- **DOCUMENT SECTION**:
In terms of subduction duration, orogens fall into two groups: those with subduction durations <500 Myr (mean = 125 Myr) and those with durations of ≥500 Myr (mean = 720 Myr) (Figure 7). Only five examples of the ≥500 Myr group are recognized: Penokean-Yavapai-Mazatzal, Makkovikian-Labradorian, Baltica, Amazonia, and Xiong’er. The first four of these comprise the Great Proterozoic Accretionary Orogen (GPAO), which may be the longest-lived orogen of all time, parts of it enduring for at least 900 Myr (Appendix 1). All of the orogens with a long subduction duration stage began as accretionary orogens during the amalgamation of Nuna, and did not terminate in collision until Rodinia formed at 1200–1000 Ma. It is noteworthy that the subduction duration of most Proterozoic orogens is longer than the lifespan (oldest igneous rock age minus accretion age) of typical terranes in these orogens (50–100 Myr; ). This means that, on average, arc magmatism in terranes continues after terrane docking.
Also given in Appendix 1 are estimates of the areas of preserved orogens today. Most orogens have preserved areas between 105 and 106 km2, with a mean of about 5 × 105 km2 (Figure 8). It is noteworthy that neither orogen age nor the duration of either subduction or collision correlates with area preserved.
2.3. Tectonic Settings Preserved in Orogens
In order to better estimate the amount of juvenile crust preserved in orogens, it is important to identify tectonic settings preserved in orogens. Tectonic settings are inferred from rock associations and geochemical features as described in previous papers [18,19,20]. The areal abundances of various settings are estimated from geologic maps at varying scales. Preserved tectonic settings represent an array of older and contemporary crust that survived subduction during closing of an ocean basin. They include both oceanic and continental tectonic regimes as represented by supracrustal and plutonic rocks. Greenstones (supracrustal assemblages in which mafic volcanics dominate) are perhaps most definitive in identifying ancient tectonic settings. The distribution of Proterozoic greenstones preserved in orogens grouped into arc and non-arc settings is shown in Figure 9. Although both types of greenstones are preserved throughout the Proterozoic, those associated with the formation of Nuna between 2100 and 1650 Ma are more frequently preserved than at other times. The exception is a peak at about 1300 Ma, which is defined by greenstones and associated plutons from two areas in the Eastern Grenville (Central Metamorphic Belt and the Adirondacks) and one in the Namaqua orogen in southern Africa. Unlike Nuna, very few greenstones are preserved that accompanied the assembly of Rodinia between 1200 and 1000 Ma, and the reason for this is an important outstanding question.

- **TASK OBJECTIVE**:
Could you resume the passage on Proterozoic orogens and their preserved tectonic settings, picking up right after its final sentence?

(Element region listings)
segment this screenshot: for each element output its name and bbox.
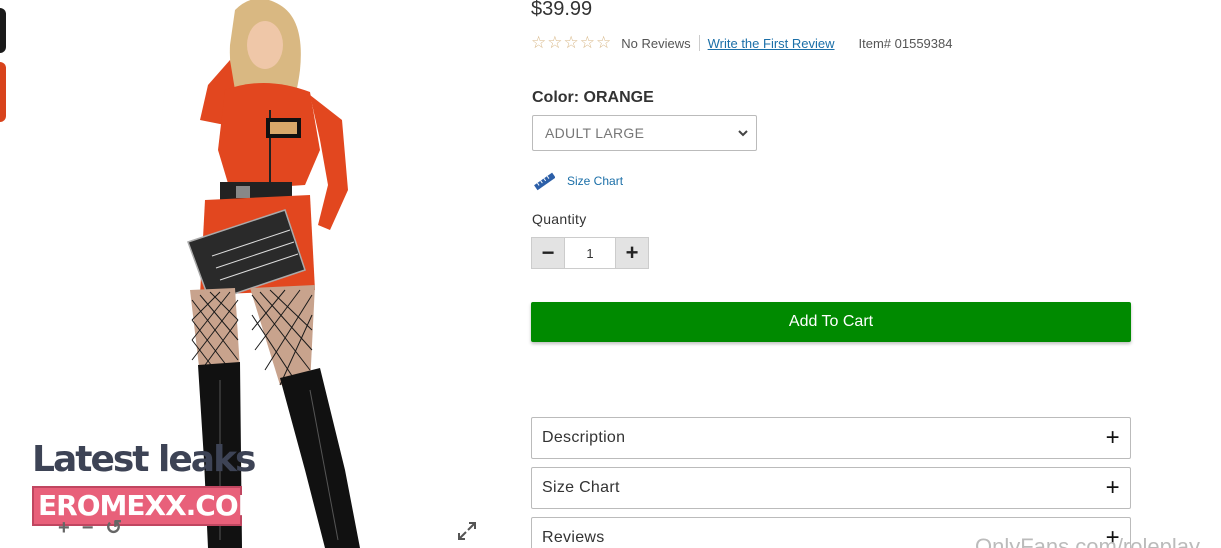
accordion-reviews-label: Reviews bbox=[542, 529, 605, 546]
accordion-description[interactable]: Description + bbox=[531, 417, 1131, 459]
quantity-increase-button[interactable]: + bbox=[616, 238, 648, 268]
item-number: Item# 01559384 bbox=[858, 35, 953, 51]
divider bbox=[698, 35, 700, 51]
zoom-in-icon[interactable]: + bbox=[58, 518, 70, 538]
plus-icon: + bbox=[1105, 474, 1120, 501]
chevron-down-icon bbox=[738, 130, 748, 137]
star-icon: ☆ bbox=[531, 33, 547, 52]
watermark: Latest leaks EROMEXX.COM bbox=[32, 439, 266, 526]
quantity-stepper: − 1 + bbox=[531, 237, 649, 269]
size-select[interactable]: ADULT LARGE bbox=[532, 115, 757, 151]
quantity-decrease-button[interactable]: − bbox=[532, 238, 564, 268]
accordion-size-chart[interactable]: Size Chart + bbox=[531, 467, 1131, 509]
product-price: $39.99 bbox=[531, 0, 593, 20]
gallery-tools: + − ↺ bbox=[58, 518, 122, 538]
thumbnail-orange[interactable] bbox=[0, 62, 6, 122]
size-chart-link[interactable]: Size Chart bbox=[533, 170, 623, 192]
thumbnail-dark[interactable] bbox=[0, 8, 6, 53]
star-icon: ☆ bbox=[579, 33, 595, 52]
watermark-title: Latest leaks bbox=[32, 439, 256, 480]
product-page: Latest leaks EROMEXX.COM + − ↺ $39.99 ☆ … bbox=[0, 0, 1221, 548]
rating-row: ☆ ☆ ☆ ☆ ☆ No Reviews Write the First Rev… bbox=[531, 33, 952, 53]
star-icon: ☆ bbox=[563, 33, 579, 52]
size-chart-label: Size Chart bbox=[567, 174, 624, 188]
accordion-description-label: Description bbox=[542, 429, 626, 446]
expand-icon[interactable] bbox=[456, 520, 478, 542]
add-to-cart-button[interactable]: Add To Cart bbox=[531, 302, 1131, 342]
review-count: No Reviews bbox=[621, 35, 691, 51]
reset-icon[interactable]: ↺ bbox=[105, 518, 122, 538]
star-rating[interactable]: ☆ ☆ ☆ ☆ ☆ bbox=[531, 34, 611, 52]
zoom-out-icon[interactable]: − bbox=[82, 518, 94, 538]
color-label: Color: ORANGE bbox=[532, 89, 654, 106]
thumbnail-strip[interactable] bbox=[0, 0, 12, 130]
accordion-size-chart-label: Size Chart bbox=[542, 479, 620, 496]
size-select-value: ADULT LARGE bbox=[545, 125, 645, 141]
star-icon: ☆ bbox=[547, 33, 563, 52]
quantity-label: Quantity bbox=[532, 211, 587, 227]
ruler-icon bbox=[534, 172, 555, 191]
star-icon: ☆ bbox=[596, 33, 612, 52]
plus-icon: + bbox=[1105, 424, 1120, 451]
quantity-input[interactable]: 1 bbox=[564, 238, 616, 268]
write-review-link[interactable]: Write the First Review bbox=[708, 36, 835, 51]
footer-watermark: OnlyFans.com/roleplay bbox=[975, 534, 1200, 548]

- **RESULT OF THE TASK**:
Tectonic settings preserved in orogens are summarized in Appendix 1. On average, the most abundant preserved setting is the continental arc ranging from 10% to 90% by volume (mean = 60%) (Figure 10). In most orogens, remnants of continental arcs comprise from 60% to 70% of exposed rocks, but in a few examples, such as the Limpopo, Usagaran-Tanzania, Ubendian, New Quebec, and Angara orogens, they comprise ≤20%. Some of these orogens may involve a large transpressive subduction component, such that arc magmatism was minimal. In contrast to continental arcs, oceanic arcs comprise a very small amount of orogens (<10%). This is in agreement with the results of Condie and Kroner , who suggest that oceanic arcs are not major components of continental growth. Other oceanic tectonic settings such as oceanic crust (including ophiolites), serpentinites, pelagic sediments, and oceanic islands and plateaus are also rarely preserved in most orogens. Collectively, they comprise <20% and often <10% of rocks preserved in orogens with an average value of only 8%. One outstanding exception is the Trans-Hudson orogen in Canada, in which nearly 40% of oceanic terranes are preserved in the central part of the orogen. The Eburnean and Birimian-Transamazonian orogens in West Africa and South America are also unusual in that they comprise about 30% of oceanic terranes.
Both reworked crust and microcratons also occur in orogens. Reworked crust comprises chiefly Archean components that occur as some combination of basement, accreted terranes, and sediments. Reworked components generally comprise between 20% and 80% of orogens with an average of 32%, based on Nd and Hf isotope studies (Appendix1; Figure 10). Microcratons, such as the Sask craton in the Trans-Hudson orogen, are difficult to identify without geophysical data, because they often are not exposed at the surface. Thus, microcratons may be more abundant than suggested by the data in Appendix 1. Four orogens are unusual in that they comprise about 80% reworked components (Limpopo, Usagaran-Tanzania, Angara, and Ubendian). It is possible that these four orogens involved largely transpressive collisions with minimal amounts of concurrent arc magmatism.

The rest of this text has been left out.